##### Records for this exercise
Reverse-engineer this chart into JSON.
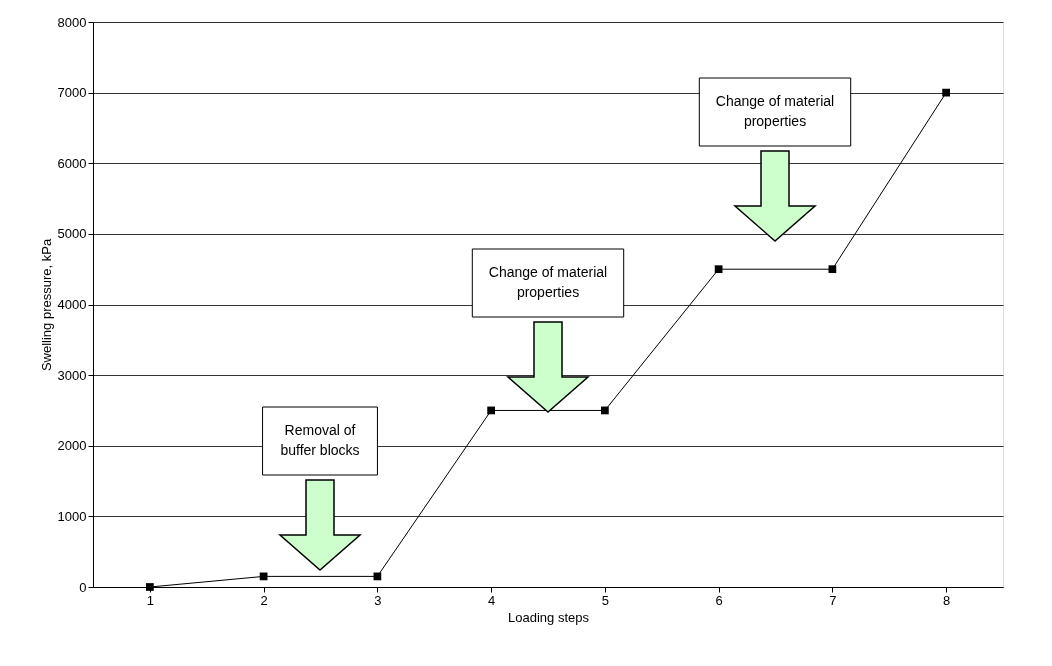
{
  "chart_data": {
    "type": "line",
    "xlabel": "Loading steps",
    "ylabel": "Swelling pressure, kPa",
    "x": [
      1,
      2,
      3,
      4,
      5,
      6,
      7,
      8
    ],
    "series": [
      {
        "color": "#000000",
        "values": [
          0,
          150,
          150,
          2500,
          2500,
          4500,
          4500,
          7000
        ]
      }
    ],
    "xlim": [
      0.5,
      8.5
    ],
    "xticks": [
      1,
      2,
      3,
      4,
      5,
      6,
      7,
      8
    ],
    "ylim": [
      0,
      8000
    ],
    "yticks": [
      0,
      1000,
      2000,
      3000,
      4000,
      5000,
      6000,
      7000,
      8000
    ],
    "grid": "y",
    "marker": "square",
    "line_style": "solid",
    "annotations": [
      "Removal of\nbuffer blocks",
      "Change of material\nproperties",
      "Change of material\nproperties"
    ]
  }
}
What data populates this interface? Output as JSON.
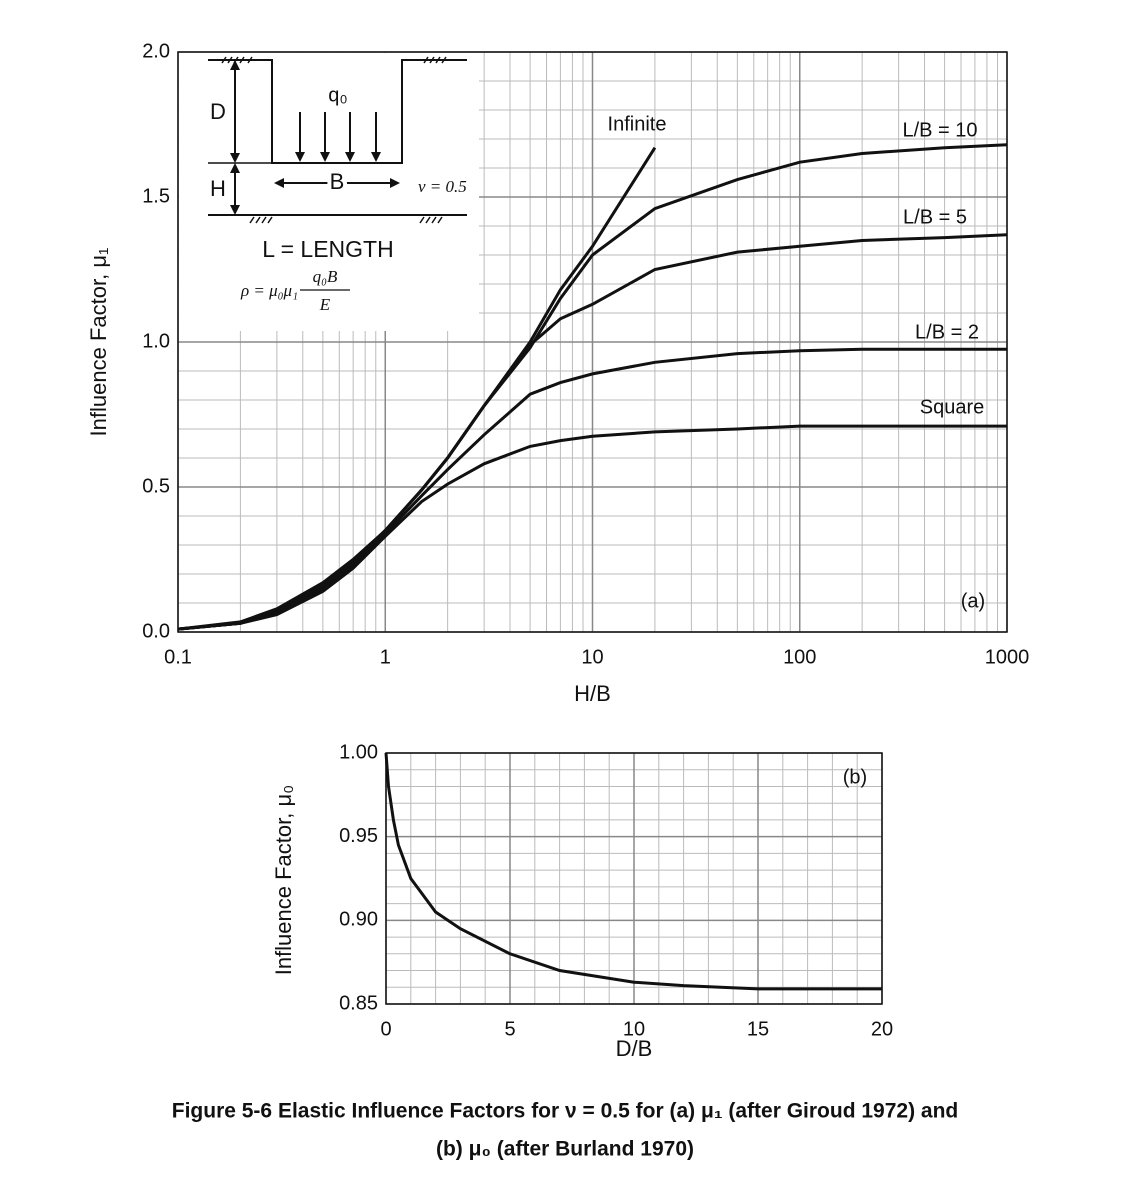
{
  "chart_data": [
    {
      "type": "line",
      "xscale": "log",
      "grid": true,
      "minor_grid": true,
      "xlabel": "H/B",
      "ylabel": "Influence Factor, μ₁",
      "xlim": [
        0.1,
        1000
      ],
      "xticks": [
        0.1,
        1,
        10,
        100,
        1000
      ],
      "ylim": [
        0,
        2
      ],
      "yticks": [
        {
          "value": 0,
          "label": "0.0"
        },
        0.5,
        {
          "value": 1,
          "label": "1.0"
        },
        1.5,
        {
          "value": 2,
          "label": "2.0"
        }
      ],
      "x": [
        0.1,
        0.2,
        0.3,
        0.5,
        0.7,
        1,
        1.5,
        2,
        3,
        5,
        7,
        10,
        20,
        50,
        100,
        200,
        500,
        1000
      ],
      "series": [
        {
          "name": "Infinite",
          "color": "#111111",
          "values": [
            0.01,
            0.035,
            0.08,
            0.17,
            0.25,
            0.35,
            0.49,
            0.6,
            0.78,
            1.0,
            1.18,
            1.33,
            1.67,
            null,
            null,
            null,
            null,
            null
          ]
        },
        {
          "name": "L/B = 10",
          "color": "#111111",
          "values": [
            0.01,
            0.03,
            0.07,
            0.16,
            0.24,
            0.35,
            0.49,
            0.6,
            0.78,
            0.98,
            1.15,
            1.3,
            1.46,
            1.56,
            1.62,
            1.65,
            1.67,
            1.68
          ]
        },
        {
          "name": "L/B = 5",
          "color": "#111111",
          "values": [
            0.01,
            0.03,
            0.07,
            0.16,
            0.24,
            0.35,
            0.49,
            0.6,
            0.78,
            0.99,
            1.08,
            1.13,
            1.25,
            1.31,
            1.33,
            1.35,
            1.36,
            1.37
          ]
        },
        {
          "name": "L/B = 2",
          "color": "#111111",
          "values": [
            0.01,
            0.03,
            0.065,
            0.15,
            0.23,
            0.34,
            0.47,
            0.56,
            0.68,
            0.82,
            0.86,
            0.89,
            0.93,
            0.96,
            0.97,
            0.975,
            0.975,
            0.975
          ]
        },
        {
          "name": "Square",
          "color": "#111111",
          "values": [
            0.01,
            0.03,
            0.06,
            0.14,
            0.22,
            0.33,
            0.45,
            0.51,
            0.58,
            0.64,
            0.66,
            0.675,
            0.69,
            0.7,
            0.71,
            0.71,
            0.71,
            0.71
          ]
        }
      ],
      "annotations": [
        "D",
        "q₀",
        "H",
        "B",
        "ν = 0.5",
        "L = LENGTH",
        "ρ = μ₀μ₁",
        "q₀B",
        "E",
        "(a)"
      ]
    },
    {
      "type": "line",
      "xscale": "linear",
      "grid": true,
      "minor_grid": true,
      "xlabel": "D/B",
      "ylabel": "Influence Factor, μ₀",
      "xlim": [
        0,
        20
      ],
      "xticks": [
        0,
        5,
        10,
        15,
        20
      ],
      "ylim": [
        0.85,
        1
      ],
      "yticks": [
        0.85,
        {
          "value": 0.9,
          "label": "0.90"
        },
        0.95,
        {
          "value": 1,
          "label": "1.00"
        }
      ],
      "x": [
        0,
        0.1,
        0.3,
        0.5,
        1,
        2,
        3,
        5,
        7,
        10,
        12,
        15,
        20
      ],
      "values": [
        1.0,
        0.98,
        0.96,
        0.945,
        0.925,
        0.905,
        0.895,
        0.88,
        0.87,
        0.863,
        0.861,
        0.859,
        0.859
      ],
      "color": "#111111",
      "annotations": [
        "(b)"
      ]
    }
  ],
  "caption": [
    "Figure 5-6    Elastic Influence Factors for ν = 0.5 for (a) μ₁ (after Giroud 1972) and",
    "(b) μ₀ (after Burland 1970)"
  ]
}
##########
◆ Written exercise
Go through the listing above and list every line that has the word "JSON".

◆ Correct output
Reverse-engineer this chart into JSON.
What data populates this interface? Output as JSON.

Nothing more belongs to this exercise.